-- Provided data --

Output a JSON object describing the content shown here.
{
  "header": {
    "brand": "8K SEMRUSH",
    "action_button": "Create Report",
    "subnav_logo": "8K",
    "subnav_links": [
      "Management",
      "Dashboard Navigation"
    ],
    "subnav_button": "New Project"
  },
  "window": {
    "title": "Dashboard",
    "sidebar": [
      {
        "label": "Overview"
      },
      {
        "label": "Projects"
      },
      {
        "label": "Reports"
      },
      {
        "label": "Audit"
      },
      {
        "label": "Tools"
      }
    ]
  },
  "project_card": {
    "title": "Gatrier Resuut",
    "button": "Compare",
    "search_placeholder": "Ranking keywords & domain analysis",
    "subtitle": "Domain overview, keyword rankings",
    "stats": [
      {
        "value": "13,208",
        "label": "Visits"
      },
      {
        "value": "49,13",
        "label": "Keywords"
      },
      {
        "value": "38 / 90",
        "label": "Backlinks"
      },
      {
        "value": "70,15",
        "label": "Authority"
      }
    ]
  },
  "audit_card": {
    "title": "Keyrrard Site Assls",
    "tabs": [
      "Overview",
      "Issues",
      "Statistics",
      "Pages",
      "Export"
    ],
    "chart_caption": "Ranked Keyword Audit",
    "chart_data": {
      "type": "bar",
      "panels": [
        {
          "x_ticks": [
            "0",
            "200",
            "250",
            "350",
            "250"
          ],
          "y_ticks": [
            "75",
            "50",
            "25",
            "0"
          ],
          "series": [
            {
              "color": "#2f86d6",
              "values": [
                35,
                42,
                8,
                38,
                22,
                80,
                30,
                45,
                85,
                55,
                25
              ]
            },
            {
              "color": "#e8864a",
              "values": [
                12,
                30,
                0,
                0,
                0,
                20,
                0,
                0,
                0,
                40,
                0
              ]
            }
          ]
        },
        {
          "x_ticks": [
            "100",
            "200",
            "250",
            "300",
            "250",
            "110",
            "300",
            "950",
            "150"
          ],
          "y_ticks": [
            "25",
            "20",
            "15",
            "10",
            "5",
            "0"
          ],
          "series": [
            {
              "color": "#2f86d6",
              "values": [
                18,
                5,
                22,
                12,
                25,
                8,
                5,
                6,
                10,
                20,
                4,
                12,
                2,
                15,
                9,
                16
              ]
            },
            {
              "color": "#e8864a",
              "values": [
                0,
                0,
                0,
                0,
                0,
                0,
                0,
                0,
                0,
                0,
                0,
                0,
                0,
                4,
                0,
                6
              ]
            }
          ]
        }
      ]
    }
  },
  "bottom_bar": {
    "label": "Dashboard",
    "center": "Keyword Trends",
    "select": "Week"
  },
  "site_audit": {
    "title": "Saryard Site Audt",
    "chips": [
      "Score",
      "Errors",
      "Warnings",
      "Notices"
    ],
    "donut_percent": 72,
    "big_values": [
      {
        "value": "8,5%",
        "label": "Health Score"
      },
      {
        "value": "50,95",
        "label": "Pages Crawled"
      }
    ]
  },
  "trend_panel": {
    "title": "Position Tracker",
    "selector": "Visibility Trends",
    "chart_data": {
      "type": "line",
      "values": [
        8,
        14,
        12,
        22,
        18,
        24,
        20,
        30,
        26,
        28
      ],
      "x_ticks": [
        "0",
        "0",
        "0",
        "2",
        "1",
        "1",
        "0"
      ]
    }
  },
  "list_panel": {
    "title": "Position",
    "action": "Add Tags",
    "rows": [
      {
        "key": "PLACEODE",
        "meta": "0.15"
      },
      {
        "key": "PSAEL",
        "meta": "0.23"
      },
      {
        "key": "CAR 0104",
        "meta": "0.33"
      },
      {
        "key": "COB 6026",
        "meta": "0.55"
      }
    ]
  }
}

-- Required task --
Return every line of the material exactly.

-- Finished exercise --
Output a JSON object describing the content shown here.
{
  "header": {
    "brand": "8K SEMRUSH",
    "action_button": "Create Report",
    "subnav_logo": "8K",
    "subnav_links": [
      "Management",
      "Dashboard Navigation"
    ],
    "subnav_button": "New Project"
  },
  "window": {
    "title": "Dashboard",
    "sidebar": [
      {
        "label": "Overview"
      },
      {
        "label": "Projects"
      },
      {
        "label": "Reports"
      },
      {
        "label": "Audit"
      },
      {
        "label": "Tools"
      }
    ]
  },
  "project_card": {
    "title": "Gatrier Resuut",
    "button": "Compare",
    "search_placeholder": "Ranking keywords & domain analysis",
    "subtitle": "Domain overview, keyword rankings",
    "stats": [
      {
        "value": "13,208",
        "label": "Visits"
      },
      {
        "value": "49,13",
        "label": "Keywords"
      },
      {
        "value": "38 / 90",
        "label": "Backlinks"
      },
      {
        "value": "70,15",
        "label": "Authority"
      }
    ]
  },
  "audit_card": {
    "title": "Keyrrard Site Assls",
    "tabs": [
      "Overview",
      "Issues",
      "Statistics",
      "Pages",
      "Export"
    ],
    "chart_caption": "Ranked Keyword Audit",
    "chart_data": {
      "type": "bar",
      "panels": [
        {
          "x_ticks": [
            "0",
            "200",
            "250",
            "350",
            "250"
          ],
          "y_ticks": [
            "75",
            "50",
            "25",
            "0"
          ],
          "series": [
            {
              "color": "#2f86d6",
              "values": [
                35,
                42,
                8,
                38,
                22,
                80,
                30,
                45,
                85,
                55,
                25
              ]
            },
            {
              "color": "#e8864a",
              "values": [
                12,
                30,
                0,
                0,
                0,
                20,
                0,
                0,
                0,
                40,
                0
              ]
            }
          ]
        },
        {
          "x_ticks": [
            "100",
            "200",
            "250",
            "300",
            "250",
            "110",
            "300",
            "950",
            "150"
          ],
          "y_ticks": [
            "25",
            "20",
            "15",
            "10",
            "5",
            "0"
          ],
          "series": [
            {
              "color": "#2f86d6",
              "values": [
                18,
                5,
                22,
                12,
                25,
                8,
                5,
                6,
                10,
                20,
                4,
                12,
                2,
                15,
                9,
                16
              ]
            },
            {
              "color": "#e8864a",
              "values": [
                0,
                0,
                0,
                0,
                0,
                0,
                0,
                0,
                0,
                0,
                0,
                0,
                0,
                4,
                0,
                6
              ]
            }
          ]
        }
      ]
    }
  },
  "bottom_bar": {
    "label": "Dashboard",
    "center": "Keyword Trends",
    "select": "Week"
  },
  "site_audit": {
    "title": "Saryard Site Audt",
    "chips": [
      "Score",
      "Errors",
      "Warnings",
      "Notices"
    ],
    "donut_percent": 72,
    "big_values": [
      {
        "value": "8,5%",
        "label": "Health Score"
      },
      {
        "value": "50,95",
        "label": "Pages Crawled"
      }
    ]
  },
  "trend_panel": {
    "title": "Position Tracker",
    "selector": "Visibility Trends",
    "chart_data": {
      "type": "line",
      "values": [
        8,
        14,
        12,
        22,
        18,
        24,
        20,
        30,
        26,
        28
      ],
      "x_ticks": [
        "0",
        "0",
        "0",
        "2",
        "1",
        "1",
        "0"
      ]
    }
  },
  "list_panel": {
    "title": "Position",
    "action": "Add Tags",
    "rows": [
      {
        "key": "PLACEODE",
        "meta": "0.15"
      },
      {
        "key": "PSAEL",
        "meta": "0.23"
      },
      {
        "key": "CAR 0104",
        "meta": "0.33"
      },
      {
        "key": "COB 6026",
        "meta": "0.55"
      }
    ]
  }
}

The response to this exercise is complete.